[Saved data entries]
:::

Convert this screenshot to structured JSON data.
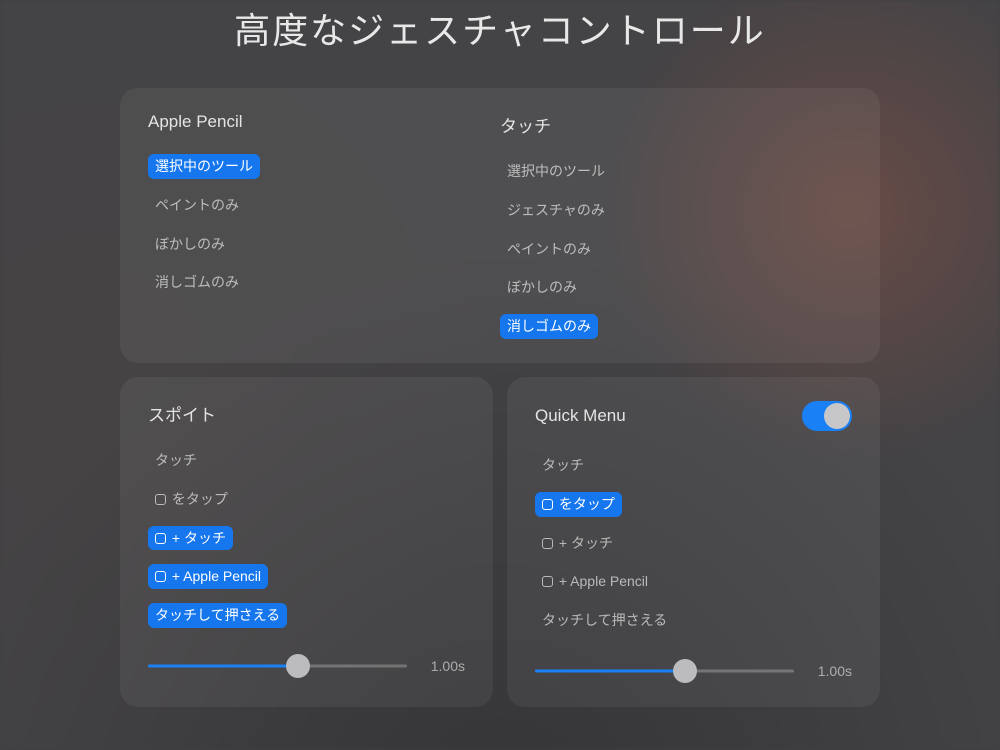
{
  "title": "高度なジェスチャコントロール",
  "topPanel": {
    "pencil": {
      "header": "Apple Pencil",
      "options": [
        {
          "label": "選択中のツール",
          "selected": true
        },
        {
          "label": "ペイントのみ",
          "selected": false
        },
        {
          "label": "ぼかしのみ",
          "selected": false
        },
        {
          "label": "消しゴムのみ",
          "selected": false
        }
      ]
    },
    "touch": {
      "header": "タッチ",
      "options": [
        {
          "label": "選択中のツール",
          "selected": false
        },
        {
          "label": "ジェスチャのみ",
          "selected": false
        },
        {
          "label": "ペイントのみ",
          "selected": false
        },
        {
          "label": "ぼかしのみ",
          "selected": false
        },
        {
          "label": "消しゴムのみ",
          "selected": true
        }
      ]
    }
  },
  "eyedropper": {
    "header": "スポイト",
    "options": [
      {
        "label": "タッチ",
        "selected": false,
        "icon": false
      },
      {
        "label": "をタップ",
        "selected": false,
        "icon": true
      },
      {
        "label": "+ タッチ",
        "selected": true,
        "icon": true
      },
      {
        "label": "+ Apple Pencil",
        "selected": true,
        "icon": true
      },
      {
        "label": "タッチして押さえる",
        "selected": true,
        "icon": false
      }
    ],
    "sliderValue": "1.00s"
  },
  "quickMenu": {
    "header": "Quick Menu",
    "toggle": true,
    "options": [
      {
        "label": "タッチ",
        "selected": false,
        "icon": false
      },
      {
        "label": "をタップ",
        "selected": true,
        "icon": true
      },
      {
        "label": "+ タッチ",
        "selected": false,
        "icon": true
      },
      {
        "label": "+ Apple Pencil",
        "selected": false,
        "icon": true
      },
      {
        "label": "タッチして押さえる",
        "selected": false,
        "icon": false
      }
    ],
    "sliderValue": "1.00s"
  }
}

:::

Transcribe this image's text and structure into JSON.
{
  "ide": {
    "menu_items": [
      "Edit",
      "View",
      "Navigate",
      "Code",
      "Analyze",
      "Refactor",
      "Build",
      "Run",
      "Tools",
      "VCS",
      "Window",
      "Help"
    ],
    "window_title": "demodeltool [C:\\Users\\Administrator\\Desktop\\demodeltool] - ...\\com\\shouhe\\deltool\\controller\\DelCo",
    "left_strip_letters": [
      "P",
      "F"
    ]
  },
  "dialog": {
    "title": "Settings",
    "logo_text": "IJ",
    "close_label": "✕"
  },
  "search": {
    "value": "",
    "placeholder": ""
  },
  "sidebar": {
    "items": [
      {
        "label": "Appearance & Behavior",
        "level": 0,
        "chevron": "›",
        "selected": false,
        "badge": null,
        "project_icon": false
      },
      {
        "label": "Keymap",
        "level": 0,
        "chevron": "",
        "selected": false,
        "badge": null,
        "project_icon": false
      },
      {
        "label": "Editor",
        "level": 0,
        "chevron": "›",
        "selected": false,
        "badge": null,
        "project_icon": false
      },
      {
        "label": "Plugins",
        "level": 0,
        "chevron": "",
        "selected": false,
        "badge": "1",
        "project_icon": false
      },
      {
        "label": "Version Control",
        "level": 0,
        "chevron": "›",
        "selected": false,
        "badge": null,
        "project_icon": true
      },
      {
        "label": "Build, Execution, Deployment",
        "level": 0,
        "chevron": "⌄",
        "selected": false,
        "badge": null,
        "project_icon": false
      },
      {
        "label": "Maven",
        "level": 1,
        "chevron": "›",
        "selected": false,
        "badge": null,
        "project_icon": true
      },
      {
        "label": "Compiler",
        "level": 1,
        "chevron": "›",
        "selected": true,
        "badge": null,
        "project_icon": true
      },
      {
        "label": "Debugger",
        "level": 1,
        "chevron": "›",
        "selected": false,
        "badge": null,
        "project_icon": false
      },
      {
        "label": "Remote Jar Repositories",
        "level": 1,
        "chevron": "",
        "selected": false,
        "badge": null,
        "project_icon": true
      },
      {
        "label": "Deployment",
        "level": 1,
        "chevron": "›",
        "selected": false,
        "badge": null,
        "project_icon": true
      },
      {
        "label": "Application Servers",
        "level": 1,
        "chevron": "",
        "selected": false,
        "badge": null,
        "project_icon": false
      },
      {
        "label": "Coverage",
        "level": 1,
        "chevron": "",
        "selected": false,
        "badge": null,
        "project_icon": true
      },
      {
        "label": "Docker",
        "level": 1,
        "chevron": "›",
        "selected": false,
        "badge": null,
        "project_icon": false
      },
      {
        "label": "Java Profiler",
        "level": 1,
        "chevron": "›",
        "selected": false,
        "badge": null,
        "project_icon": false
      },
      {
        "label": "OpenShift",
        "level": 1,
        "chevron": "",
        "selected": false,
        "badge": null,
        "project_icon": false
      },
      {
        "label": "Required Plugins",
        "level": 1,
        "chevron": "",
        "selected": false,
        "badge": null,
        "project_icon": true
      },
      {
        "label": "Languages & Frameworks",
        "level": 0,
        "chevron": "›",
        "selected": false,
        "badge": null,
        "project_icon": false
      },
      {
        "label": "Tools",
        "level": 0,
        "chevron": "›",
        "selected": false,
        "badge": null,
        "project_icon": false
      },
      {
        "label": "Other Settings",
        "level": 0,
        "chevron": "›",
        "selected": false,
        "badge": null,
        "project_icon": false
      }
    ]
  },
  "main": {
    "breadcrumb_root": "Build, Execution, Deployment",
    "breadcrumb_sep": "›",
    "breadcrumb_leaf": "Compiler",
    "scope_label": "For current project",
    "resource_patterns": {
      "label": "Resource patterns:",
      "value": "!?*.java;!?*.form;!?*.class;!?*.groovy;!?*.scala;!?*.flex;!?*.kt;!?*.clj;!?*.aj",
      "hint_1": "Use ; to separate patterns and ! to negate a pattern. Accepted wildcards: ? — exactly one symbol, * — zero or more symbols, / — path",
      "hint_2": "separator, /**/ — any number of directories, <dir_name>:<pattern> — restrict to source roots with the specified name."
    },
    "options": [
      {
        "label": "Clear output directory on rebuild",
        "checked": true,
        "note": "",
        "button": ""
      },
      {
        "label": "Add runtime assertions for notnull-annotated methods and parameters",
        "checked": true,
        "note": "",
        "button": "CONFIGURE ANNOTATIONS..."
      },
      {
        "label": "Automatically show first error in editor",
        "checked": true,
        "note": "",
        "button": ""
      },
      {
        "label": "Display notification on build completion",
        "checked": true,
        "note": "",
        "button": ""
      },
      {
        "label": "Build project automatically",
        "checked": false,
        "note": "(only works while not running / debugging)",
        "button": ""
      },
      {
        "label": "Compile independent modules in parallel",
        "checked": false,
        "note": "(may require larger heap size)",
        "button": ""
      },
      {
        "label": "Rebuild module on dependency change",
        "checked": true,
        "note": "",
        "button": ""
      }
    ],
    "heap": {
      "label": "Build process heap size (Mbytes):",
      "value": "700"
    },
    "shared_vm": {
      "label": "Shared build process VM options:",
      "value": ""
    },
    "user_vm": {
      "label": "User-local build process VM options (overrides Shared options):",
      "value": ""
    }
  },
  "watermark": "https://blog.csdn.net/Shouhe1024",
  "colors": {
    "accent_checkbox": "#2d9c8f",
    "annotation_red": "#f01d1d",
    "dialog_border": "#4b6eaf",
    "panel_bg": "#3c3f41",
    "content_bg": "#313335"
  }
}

:::

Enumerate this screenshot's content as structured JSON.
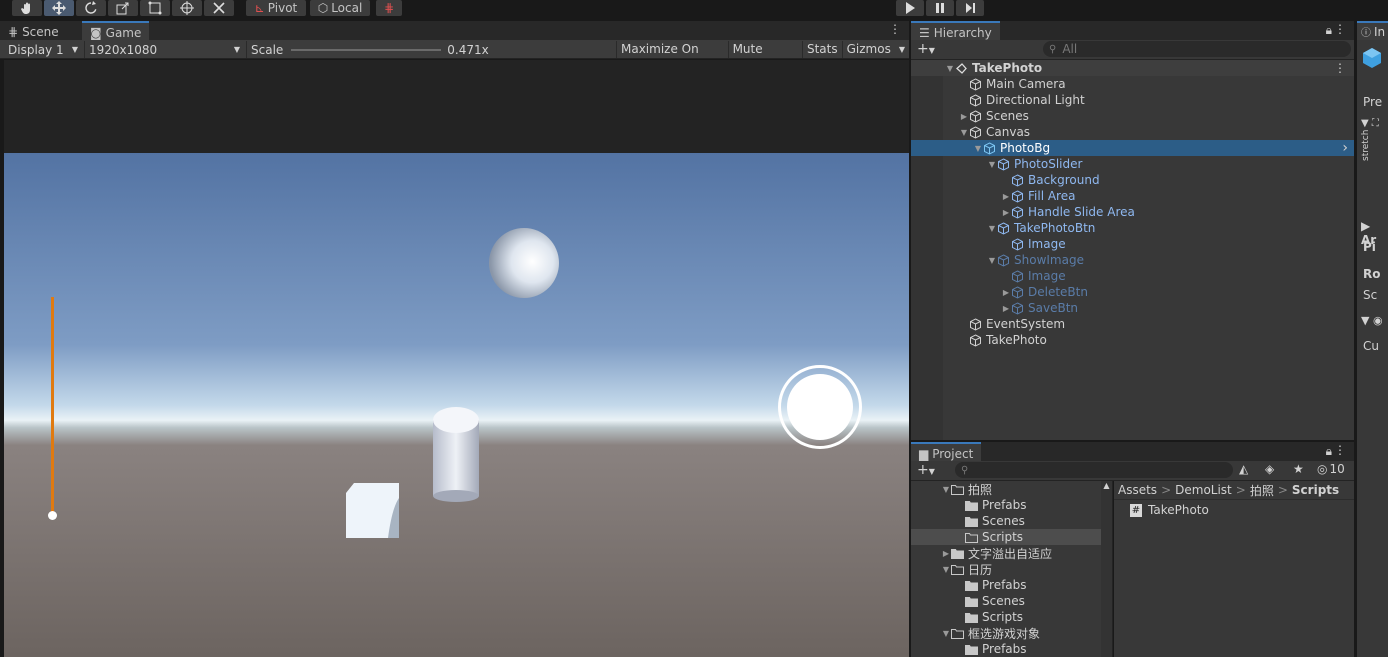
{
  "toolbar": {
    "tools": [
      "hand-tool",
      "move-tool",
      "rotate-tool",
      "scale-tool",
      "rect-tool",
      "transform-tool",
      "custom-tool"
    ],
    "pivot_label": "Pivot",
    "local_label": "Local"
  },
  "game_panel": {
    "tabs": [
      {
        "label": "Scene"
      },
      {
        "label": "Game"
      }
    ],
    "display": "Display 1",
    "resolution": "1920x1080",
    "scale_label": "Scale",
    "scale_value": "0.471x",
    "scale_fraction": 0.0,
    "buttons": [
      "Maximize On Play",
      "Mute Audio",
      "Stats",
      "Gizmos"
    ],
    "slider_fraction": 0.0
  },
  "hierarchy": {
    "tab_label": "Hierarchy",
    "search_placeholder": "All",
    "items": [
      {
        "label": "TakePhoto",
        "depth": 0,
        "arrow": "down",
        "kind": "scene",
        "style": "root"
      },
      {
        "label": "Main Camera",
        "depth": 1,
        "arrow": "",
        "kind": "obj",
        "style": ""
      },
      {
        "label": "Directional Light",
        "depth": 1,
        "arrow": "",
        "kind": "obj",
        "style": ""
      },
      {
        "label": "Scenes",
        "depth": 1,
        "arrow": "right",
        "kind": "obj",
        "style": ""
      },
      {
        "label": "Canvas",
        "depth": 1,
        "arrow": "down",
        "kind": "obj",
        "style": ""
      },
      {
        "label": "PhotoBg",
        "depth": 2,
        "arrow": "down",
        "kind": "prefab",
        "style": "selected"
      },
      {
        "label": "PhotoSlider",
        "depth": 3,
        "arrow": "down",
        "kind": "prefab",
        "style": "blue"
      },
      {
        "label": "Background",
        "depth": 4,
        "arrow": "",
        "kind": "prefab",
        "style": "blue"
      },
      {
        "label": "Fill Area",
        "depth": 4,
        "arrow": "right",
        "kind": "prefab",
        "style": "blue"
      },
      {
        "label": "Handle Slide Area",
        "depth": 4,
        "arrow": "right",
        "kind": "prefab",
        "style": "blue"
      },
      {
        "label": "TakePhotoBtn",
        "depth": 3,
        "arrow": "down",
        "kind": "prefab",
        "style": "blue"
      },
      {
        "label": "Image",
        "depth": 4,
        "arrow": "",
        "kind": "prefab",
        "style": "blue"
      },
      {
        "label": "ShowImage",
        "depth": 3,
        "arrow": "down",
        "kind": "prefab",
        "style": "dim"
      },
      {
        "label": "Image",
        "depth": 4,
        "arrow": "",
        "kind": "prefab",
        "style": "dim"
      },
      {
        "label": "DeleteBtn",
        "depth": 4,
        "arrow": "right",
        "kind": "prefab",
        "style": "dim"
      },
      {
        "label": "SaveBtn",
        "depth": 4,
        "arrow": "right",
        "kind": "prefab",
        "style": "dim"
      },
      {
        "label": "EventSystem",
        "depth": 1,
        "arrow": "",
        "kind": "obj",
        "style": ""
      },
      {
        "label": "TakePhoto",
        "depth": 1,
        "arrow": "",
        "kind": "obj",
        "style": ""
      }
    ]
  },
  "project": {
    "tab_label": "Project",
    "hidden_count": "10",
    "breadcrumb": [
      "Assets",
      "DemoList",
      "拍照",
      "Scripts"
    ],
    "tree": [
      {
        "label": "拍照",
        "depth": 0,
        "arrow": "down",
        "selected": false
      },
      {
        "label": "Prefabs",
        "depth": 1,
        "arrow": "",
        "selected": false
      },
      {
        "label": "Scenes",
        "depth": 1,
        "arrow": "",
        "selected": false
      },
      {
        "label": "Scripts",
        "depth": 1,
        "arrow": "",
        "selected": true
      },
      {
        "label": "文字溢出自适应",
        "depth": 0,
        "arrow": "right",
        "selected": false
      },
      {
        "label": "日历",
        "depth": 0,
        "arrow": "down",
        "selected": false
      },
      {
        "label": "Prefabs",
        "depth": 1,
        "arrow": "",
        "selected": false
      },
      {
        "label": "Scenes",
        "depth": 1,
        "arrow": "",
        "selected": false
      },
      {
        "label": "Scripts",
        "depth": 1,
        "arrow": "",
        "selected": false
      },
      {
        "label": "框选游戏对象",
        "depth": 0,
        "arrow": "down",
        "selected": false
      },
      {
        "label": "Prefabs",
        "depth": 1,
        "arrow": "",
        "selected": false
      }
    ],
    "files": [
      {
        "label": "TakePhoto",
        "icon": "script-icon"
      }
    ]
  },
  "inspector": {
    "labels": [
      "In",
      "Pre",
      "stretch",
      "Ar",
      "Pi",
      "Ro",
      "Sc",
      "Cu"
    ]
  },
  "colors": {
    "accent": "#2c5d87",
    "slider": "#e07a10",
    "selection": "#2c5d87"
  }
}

:::

Work required: Take each line containing the string "JSON" and copy it out.

Completed exercise:
Convert this screenshot to structured JSON data.
Transcribe this image's text and structure into JSON.
Enumerate this screenshot's content as structured JSON.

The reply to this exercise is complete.